[Data entries]

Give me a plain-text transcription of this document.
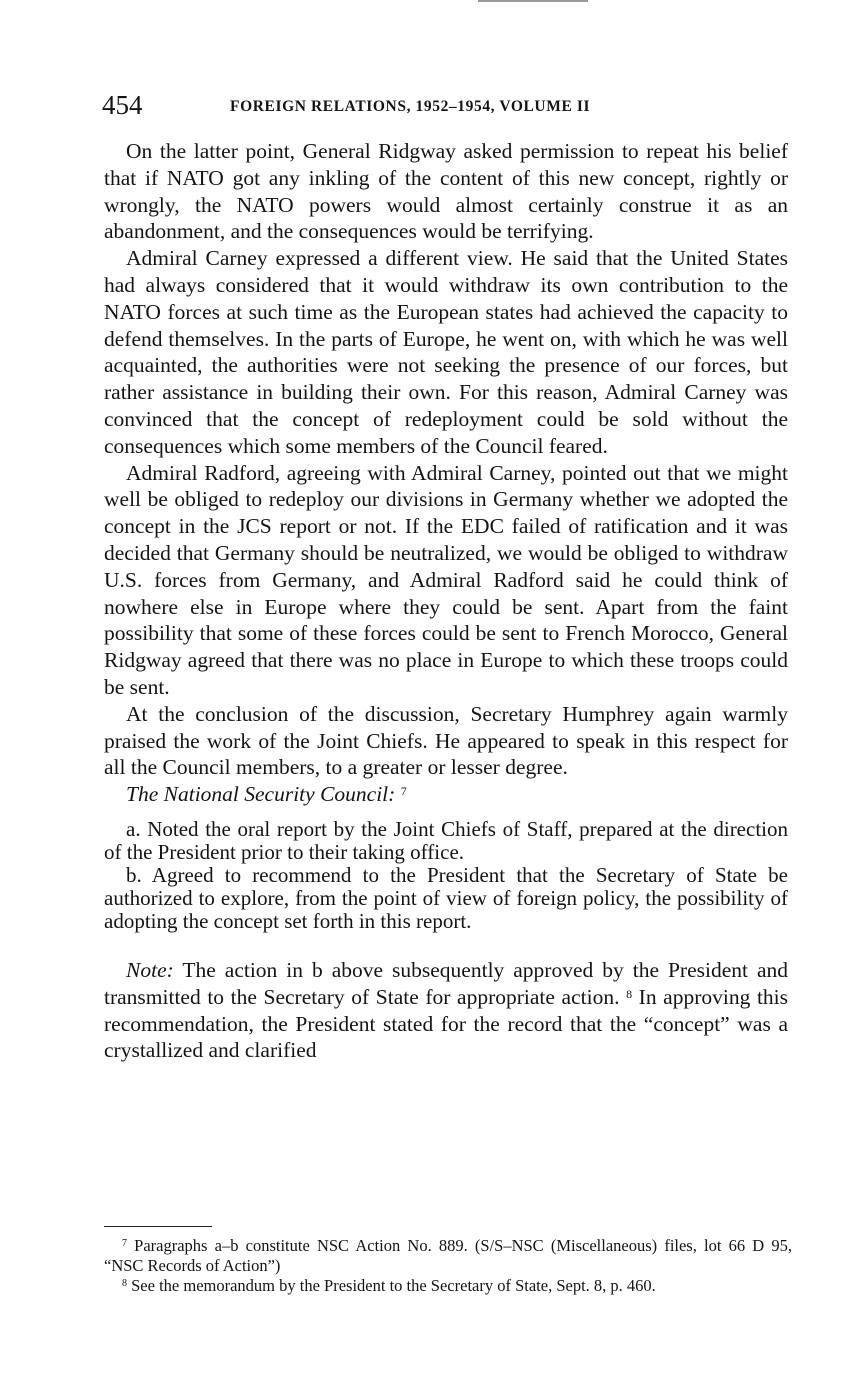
454	FOREIGN RELATIONS, 1952–1954, VOLUME II

On the latter point, General Ridgway asked permission to repeat his belief that if NATO got any inkling of the content of this new concept, rightly or wrongly, the NATO powers would almost certainly construe it as an abandonment, and the consequences would be terrifying.

Admiral Carney expressed a different view. He said that the United States had always considered that it would withdraw its own contribution to the NATO forces at such time as the European states had achieved the capacity to defend themselves. In the parts of Europe, he went on, with which he was well acquainted, the authorities were not seeking the presence of our forces, but rather assistance in building their own. For this reason, Admiral Carney was convinced that the concept of redeployment could be sold without the consequences which some members of the Council feared.

Admiral Radford, agreeing with Admiral Carney, pointed out that we might well be obliged to redeploy our divisions in Germany whether we adopted the concept in the JCS report or not. If the EDC failed of ratification and it was decided that Germany should be neutralized, we would be obliged to withdraw U.S. forces from Germany, and Admiral Radford said he could think of nowhere else in Europe where they could be sent. Apart from the faint possibility that some of these forces could be sent to French Morocco, General Ridgway agreed that there was no place in Europe to which these troops could be sent.

At the conclusion of the discussion, Secretary Humphrey again warmly praised the work of the Joint Chiefs. He appeared to speak in this respect for all the Council members, to a greater or lesser degree.

The National Security Council: $^7$

a. Noted the oral report by the Joint Chiefs of Staff, prepared at the direction of the President prior to their taking office.

b. Agreed to recommend to the President that the Secretary of State be authorized to explore, from the point of view of foreign policy, the possibility of adopting the concept set forth in this report.

Note: The action in b above subsequently approved by the President and transmitted to the Secretary of State for appropriate action. $^8$ In approving this recommendation, the President stated for the record that the “concept” was a crystallized and clarified

$^7$ Paragraphs a–b constitute NSC Action No. 889. (S/S–NSC (Miscellaneous) files, lot 66 D 95, “NSC Records of Action”)

$^8$ See the memorandum by the President to the Secretary of State, Sept. 8, p. 460.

# [What you will do]
Pictures in the records must not appear in the copy; transcribe everything else precisely.

# [Solved problem]
Give me a plain-text transcription of this document.
454	FOREIGN RELATIONS, 1952–1954, VOLUME II

On the latter point, General Ridgway asked permission to repeat his belief that if NATO got any inkling of the content of this new concept, rightly or wrongly, the NATO powers would almost certainly construe it as an abandonment, and the consequences would be terrifying.

Admiral Carney expressed a different view. He said that the United States had always considered that it would withdraw its own contribution to the NATO forces at such time as the European states had achieved the capacity to defend themselves. In the parts of Europe, he went on, with which he was well acquainted, the authorities were not seeking the presence of our forces, but rather assistance in building their own. For this reason, Admiral Carney was convinced that the concept of redeployment could be sold without the consequences which some members of the Council feared.

Admiral Radford, agreeing with Admiral Carney, pointed out that we might well be obliged to redeploy our divisions in Germany whether we adopted the concept in the JCS report or not. If the EDC failed of ratification and it was decided that Germany should be neutralized, we would be obliged to withdraw U.S. forces from Germany, and Admiral Radford said he could think of nowhere else in Europe where they could be sent. Apart from the faint possibility that some of these forces could be sent to French Morocco, General Ridgway agreed that there was no place in Europe to which these troops could be sent.

At the conclusion of the discussion, Secretary Humphrey again warmly praised the work of the Joint Chiefs. He appeared to speak in this respect for all the Council members, to a greater or lesser degree.

The National Security Council: $^7$

a. Noted the oral report by the Joint Chiefs of Staff, prepared at the direction of the President prior to their taking office.

b. Agreed to recommend to the President that the Secretary of State be authorized to explore, from the point of view of foreign policy, the possibility of adopting the concept set forth in this report.

Note: The action in b above subsequently approved by the President and transmitted to the Secretary of State for appropriate action. $^8$ In approving this recommendation, the President stated for the record that the “concept” was a crystallized and clarified

$^7$ Paragraphs a–b constitute NSC Action No. 889. (S/S–NSC (Miscellaneous) files, lot 66 D 95, “NSC Records of Action”)

$^8$ See the memorandum by the President to the Secretary of State, Sept. 8, p. 460.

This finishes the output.